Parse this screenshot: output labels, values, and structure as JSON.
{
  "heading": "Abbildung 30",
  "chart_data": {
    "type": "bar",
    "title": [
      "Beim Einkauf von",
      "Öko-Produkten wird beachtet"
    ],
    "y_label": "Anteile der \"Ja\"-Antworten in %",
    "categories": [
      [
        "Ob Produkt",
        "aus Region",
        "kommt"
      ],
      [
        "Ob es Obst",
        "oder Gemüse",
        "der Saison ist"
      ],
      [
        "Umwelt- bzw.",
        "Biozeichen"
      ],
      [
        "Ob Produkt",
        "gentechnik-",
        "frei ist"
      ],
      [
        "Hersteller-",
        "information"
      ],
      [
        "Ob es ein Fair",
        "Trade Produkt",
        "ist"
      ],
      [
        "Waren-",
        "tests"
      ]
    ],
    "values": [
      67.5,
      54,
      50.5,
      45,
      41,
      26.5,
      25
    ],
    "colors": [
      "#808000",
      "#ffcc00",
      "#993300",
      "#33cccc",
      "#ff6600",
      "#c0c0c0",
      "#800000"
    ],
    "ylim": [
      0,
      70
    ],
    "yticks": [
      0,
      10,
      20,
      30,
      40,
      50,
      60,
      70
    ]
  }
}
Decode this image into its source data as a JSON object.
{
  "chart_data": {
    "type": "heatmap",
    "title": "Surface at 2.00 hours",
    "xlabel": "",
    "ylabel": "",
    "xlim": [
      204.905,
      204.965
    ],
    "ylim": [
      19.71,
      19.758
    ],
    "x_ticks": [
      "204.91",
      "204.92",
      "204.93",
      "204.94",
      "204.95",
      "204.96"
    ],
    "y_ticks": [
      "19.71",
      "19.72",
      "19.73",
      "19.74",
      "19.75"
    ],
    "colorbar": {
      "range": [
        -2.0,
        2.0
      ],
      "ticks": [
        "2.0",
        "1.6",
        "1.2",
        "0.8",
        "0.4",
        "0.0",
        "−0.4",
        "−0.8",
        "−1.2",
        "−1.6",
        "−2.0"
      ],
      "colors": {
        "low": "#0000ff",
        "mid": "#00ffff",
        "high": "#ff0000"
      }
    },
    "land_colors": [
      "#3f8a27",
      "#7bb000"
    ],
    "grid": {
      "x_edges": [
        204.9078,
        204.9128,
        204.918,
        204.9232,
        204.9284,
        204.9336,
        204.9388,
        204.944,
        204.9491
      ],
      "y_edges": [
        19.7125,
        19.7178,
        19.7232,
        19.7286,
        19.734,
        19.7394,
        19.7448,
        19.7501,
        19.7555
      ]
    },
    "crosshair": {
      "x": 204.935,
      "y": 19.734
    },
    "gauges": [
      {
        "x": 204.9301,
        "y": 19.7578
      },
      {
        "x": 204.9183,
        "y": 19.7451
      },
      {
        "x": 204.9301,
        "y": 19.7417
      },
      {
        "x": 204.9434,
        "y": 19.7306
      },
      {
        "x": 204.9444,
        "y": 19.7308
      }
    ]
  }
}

▸ Problem to solve: Quote all of the entries exactly as they appear.

▸ Task result:
Parse this screenshot: output labels, values, and structure as JSON.
{
  "heading": "Abbildung 30",
  "chart_data": {
    "type": "bar",
    "title": [
      "Beim Einkauf von",
      "Öko-Produkten wird beachtet"
    ],
    "y_label": "Anteile der \"Ja\"-Antworten in %",
    "categories": [
      [
        "Ob Produkt",
        "aus Region",
        "kommt"
      ],
      [
        "Ob es Obst",
        "oder Gemüse",
        "der Saison ist"
      ],
      [
        "Umwelt- bzw.",
        "Biozeichen"
      ],
      [
        "Ob Produkt",
        "gentechnik-",
        "frei ist"
      ],
      [
        "Hersteller-",
        "information"
      ],
      [
        "Ob es ein Fair",
        "Trade Produkt",
        "ist"
      ],
      [
        "Waren-",
        "tests"
      ]
    ],
    "values": [
      67.5,
      54,
      50.5,
      45,
      41,
      26.5,
      25
    ],
    "colors": [
      "#808000",
      "#ffcc00",
      "#993300",
      "#33cccc",
      "#ff6600",
      "#c0c0c0",
      "#800000"
    ],
    "ylim": [
      0,
      70
    ],
    "yticks": [
      0,
      10,
      20,
      30,
      40,
      50,
      60,
      70
    ]
  }
}
Decode this image into its source data as a JSON object.
{
  "chart_data": {
    "type": "heatmap",
    "title": "Surface at 2.00 hours",
    "xlabel": "",
    "ylabel": "",
    "xlim": [
      204.905,
      204.965
    ],
    "ylim": [
      19.71,
      19.758
    ],
    "x_ticks": [
      "204.91",
      "204.92",
      "204.93",
      "204.94",
      "204.95",
      "204.96"
    ],
    "y_ticks": [
      "19.71",
      "19.72",
      "19.73",
      "19.74",
      "19.75"
    ],
    "colorbar": {
      "range": [
        -2.0,
        2.0
      ],
      "ticks": [
        "2.0",
        "1.6",
        "1.2",
        "0.8",
        "0.4",
        "0.0",
        "−0.4",
        "−0.8",
        "−1.2",
        "−1.6",
        "−2.0"
      ],
      "colors": {
        "low": "#0000ff",
        "mid": "#00ffff",
        "high": "#ff0000"
      }
    },
    "land_colors": [
      "#3f8a27",
      "#7bb000"
    ],
    "grid": {
      "x_edges": [
        204.9078,
        204.9128,
        204.918,
        204.9232,
        204.9284,
        204.9336,
        204.9388,
        204.944,
        204.9491
      ],
      "y_edges": [
        19.7125,
        19.7178,
        19.7232,
        19.7286,
        19.734,
        19.7394,
        19.7448,
        19.7501,
        19.7555
      ]
    },
    "crosshair": {
      "x": 204.935,
      "y": 19.734
    },
    "gauges": [
      {
        "x": 204.9301,
        "y": 19.7578
      },
      {
        "x": 204.9183,
        "y": 19.7451
      },
      {
        "x": 204.9301,
        "y": 19.7417
      },
      {
        "x": 204.9434,
        "y": 19.7306
      },
      {
        "x": 204.9444,
        "y": 19.7308
      }
    ]
  }
}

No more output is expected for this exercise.